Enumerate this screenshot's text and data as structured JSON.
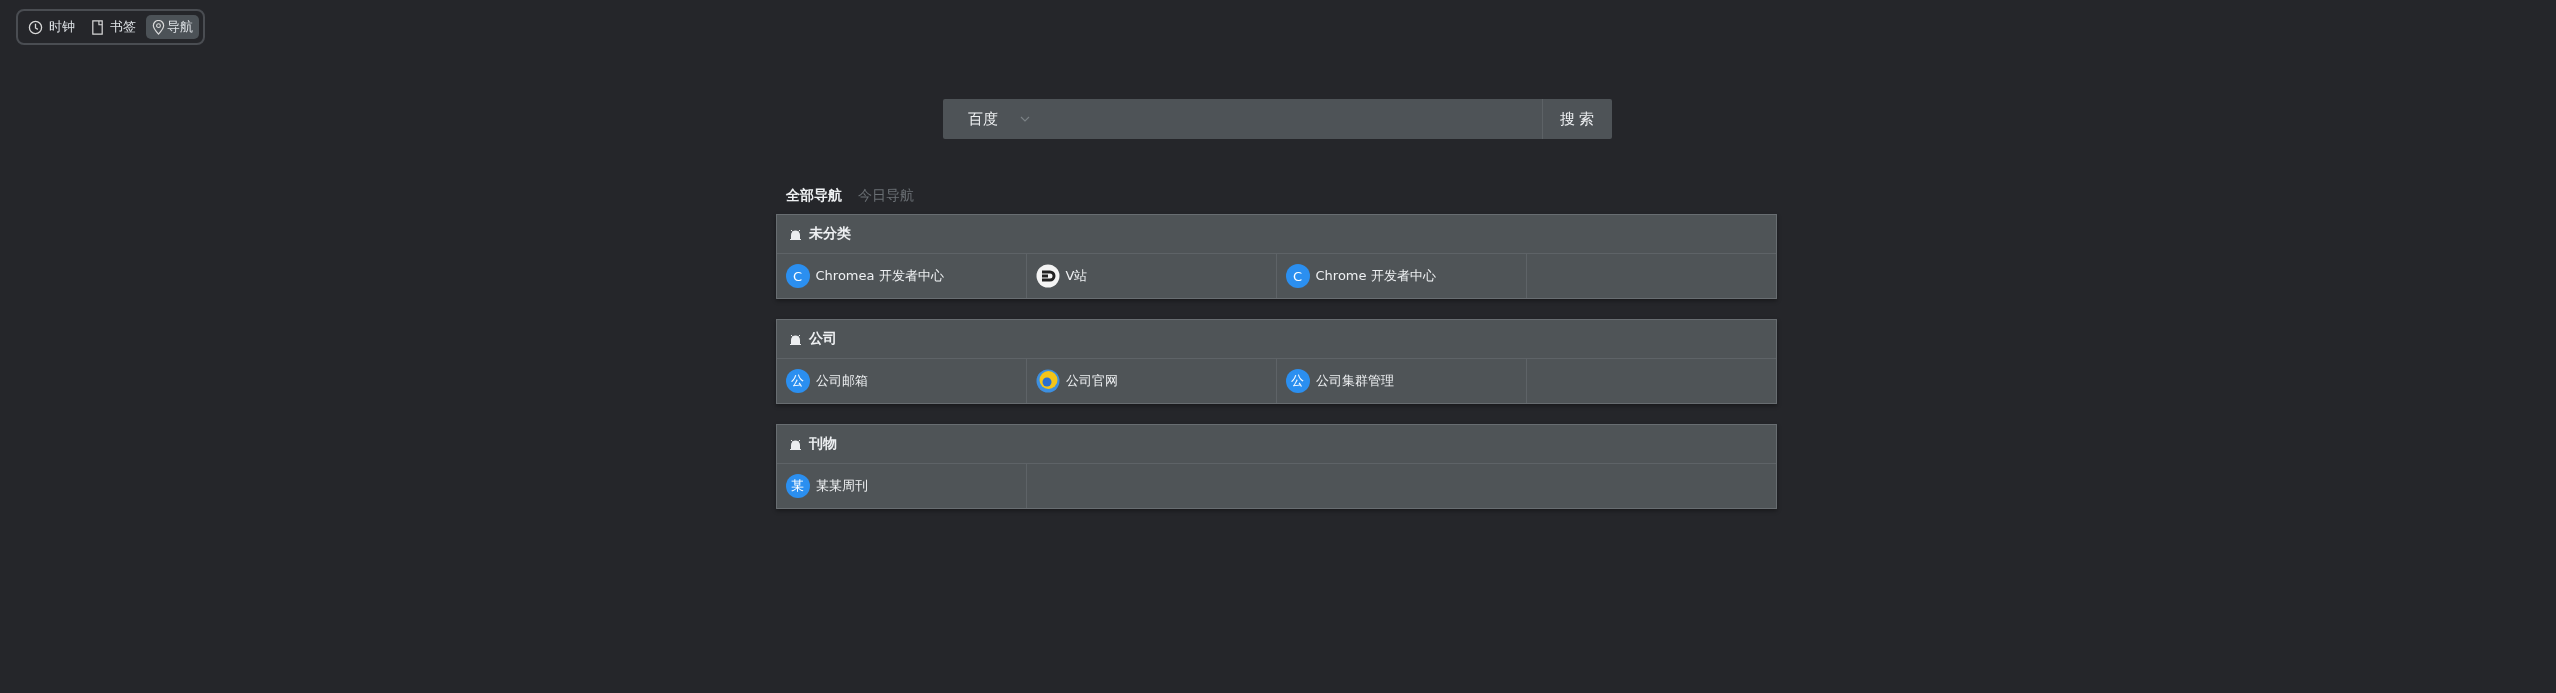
{
  "mode_tabs": [
    {
      "label": "时钟",
      "kind": "clock",
      "selected": false
    },
    {
      "label": "书签",
      "kind": "page",
      "selected": false
    },
    {
      "label": "导航",
      "kind": "pin",
      "selected": true
    }
  ],
  "search": {
    "engine": "百度",
    "button": "搜 索"
  },
  "nav_tabs": [
    {
      "label": "全部导航",
      "selected": true
    },
    {
      "label": "今日导航",
      "selected": false
    }
  ],
  "groups": [
    {
      "title": "未分类",
      "links": [
        {
          "label": "Chromea 开发者中心",
          "kind": "letter",
          "badge": "C"
        },
        {
          "label": "V站",
          "kind": "arrow-logo"
        },
        {
          "label": "Chrome 开发者中心",
          "kind": "letter",
          "badge": "C"
        }
      ]
    },
    {
      "title": "公司",
      "links": [
        {
          "label": "公司邮箱",
          "kind": "letter",
          "badge": "公"
        },
        {
          "label": "公司官网",
          "kind": "ring-logo"
        },
        {
          "label": "公司集群管理",
          "kind": "letter",
          "badge": "公"
        }
      ]
    },
    {
      "title": "刊物",
      "links": [
        {
          "label": "某某周刊",
          "kind": "letter",
          "badge": "某"
        }
      ]
    }
  ]
}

====

▶ _Work instructions_: Repeat the material verbatim. Do not carry over any picture.

▶ _The result_:
Enumerate this screenshot's text and data as structured JSON.
{
  "mode_tabs": [
    {
      "label": "时钟",
      "kind": "clock",
      "selected": false
    },
    {
      "label": "书签",
      "kind": "page",
      "selected": false
    },
    {
      "label": "导航",
      "kind": "pin",
      "selected": true
    }
  ],
  "search": {
    "engine": "百度",
    "button": "搜 索"
  },
  "nav_tabs": [
    {
      "label": "全部导航",
      "selected": true
    },
    {
      "label": "今日导航",
      "selected": false
    }
  ],
  "groups": [
    {
      "title": "未分类",
      "links": [
        {
          "label": "Chromea 开发者中心",
          "kind": "letter",
          "badge": "C"
        },
        {
          "label": "V站",
          "kind": "arrow-logo"
        },
        {
          "label": "Chrome 开发者中心",
          "kind": "letter",
          "badge": "C"
        }
      ]
    },
    {
      "title": "公司",
      "links": [
        {
          "label": "公司邮箱",
          "kind": "letter",
          "badge": "公"
        },
        {
          "label": "公司官网",
          "kind": "ring-logo"
        },
        {
          "label": "公司集群管理",
          "kind": "letter",
          "badge": "公"
        }
      ]
    },
    {
      "title": "刊物",
      "links": [
        {
          "label": "某某周刊",
          "kind": "letter",
          "badge": "某"
        }
      ]
    }
  ]
}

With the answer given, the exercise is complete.